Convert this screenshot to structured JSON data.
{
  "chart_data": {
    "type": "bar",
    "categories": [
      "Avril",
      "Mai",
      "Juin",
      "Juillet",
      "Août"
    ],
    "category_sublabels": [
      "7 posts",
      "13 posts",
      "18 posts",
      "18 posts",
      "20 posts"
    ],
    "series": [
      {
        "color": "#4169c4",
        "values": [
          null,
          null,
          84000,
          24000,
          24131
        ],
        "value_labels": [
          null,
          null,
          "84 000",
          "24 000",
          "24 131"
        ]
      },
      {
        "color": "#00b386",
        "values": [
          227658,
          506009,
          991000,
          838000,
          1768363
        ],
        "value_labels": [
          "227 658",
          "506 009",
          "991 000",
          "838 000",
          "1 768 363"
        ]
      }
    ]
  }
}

■ **Objective**: Retype all the records, matching them exactly.

■ **Expected answer**:
Convert this screenshot to structured JSON data.
{
  "chart_data": {
    "type": "bar",
    "categories": [
      "Avril",
      "Mai",
      "Juin",
      "Juillet",
      "Août"
    ],
    "category_sublabels": [
      "7 posts",
      "13 posts",
      "18 posts",
      "18 posts",
      "20 posts"
    ],
    "series": [
      {
        "color": "#4169c4",
        "values": [
          null,
          null,
          84000,
          24000,
          24131
        ],
        "value_labels": [
          null,
          null,
          "84 000",
          "24 000",
          "24 131"
        ]
      },
      {
        "color": "#00b386",
        "values": [
          227658,
          506009,
          991000,
          838000,
          1768363
        ],
        "value_labels": [
          "227 658",
          "506 009",
          "991 000",
          "838 000",
          "1 768 363"
        ]
      }
    ]
  }
}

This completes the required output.